Extracted data entries:
───
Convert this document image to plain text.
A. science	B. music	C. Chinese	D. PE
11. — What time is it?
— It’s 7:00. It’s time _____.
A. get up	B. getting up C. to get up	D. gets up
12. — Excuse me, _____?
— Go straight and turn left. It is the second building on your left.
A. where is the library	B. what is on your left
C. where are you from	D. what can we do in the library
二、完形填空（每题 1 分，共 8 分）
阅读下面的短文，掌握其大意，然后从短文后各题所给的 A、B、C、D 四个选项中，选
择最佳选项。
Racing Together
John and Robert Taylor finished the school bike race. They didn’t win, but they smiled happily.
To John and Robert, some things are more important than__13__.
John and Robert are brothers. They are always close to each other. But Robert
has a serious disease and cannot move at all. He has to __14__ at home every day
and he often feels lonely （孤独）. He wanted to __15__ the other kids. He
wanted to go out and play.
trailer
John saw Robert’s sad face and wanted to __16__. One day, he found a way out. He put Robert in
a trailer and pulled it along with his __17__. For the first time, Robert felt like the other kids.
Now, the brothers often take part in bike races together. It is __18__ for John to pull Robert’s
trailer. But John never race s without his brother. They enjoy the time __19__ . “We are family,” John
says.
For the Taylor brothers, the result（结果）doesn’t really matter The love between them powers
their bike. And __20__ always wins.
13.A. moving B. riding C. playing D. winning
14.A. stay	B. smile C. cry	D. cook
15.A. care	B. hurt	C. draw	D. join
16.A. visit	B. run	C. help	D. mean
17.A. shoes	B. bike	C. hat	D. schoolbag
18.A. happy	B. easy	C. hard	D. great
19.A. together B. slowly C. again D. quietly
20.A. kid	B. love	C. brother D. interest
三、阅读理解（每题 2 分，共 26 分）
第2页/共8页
───
# Your goal
Looking at the entries above, state how many lines contain "always"; give the number alone.

# Task answer
2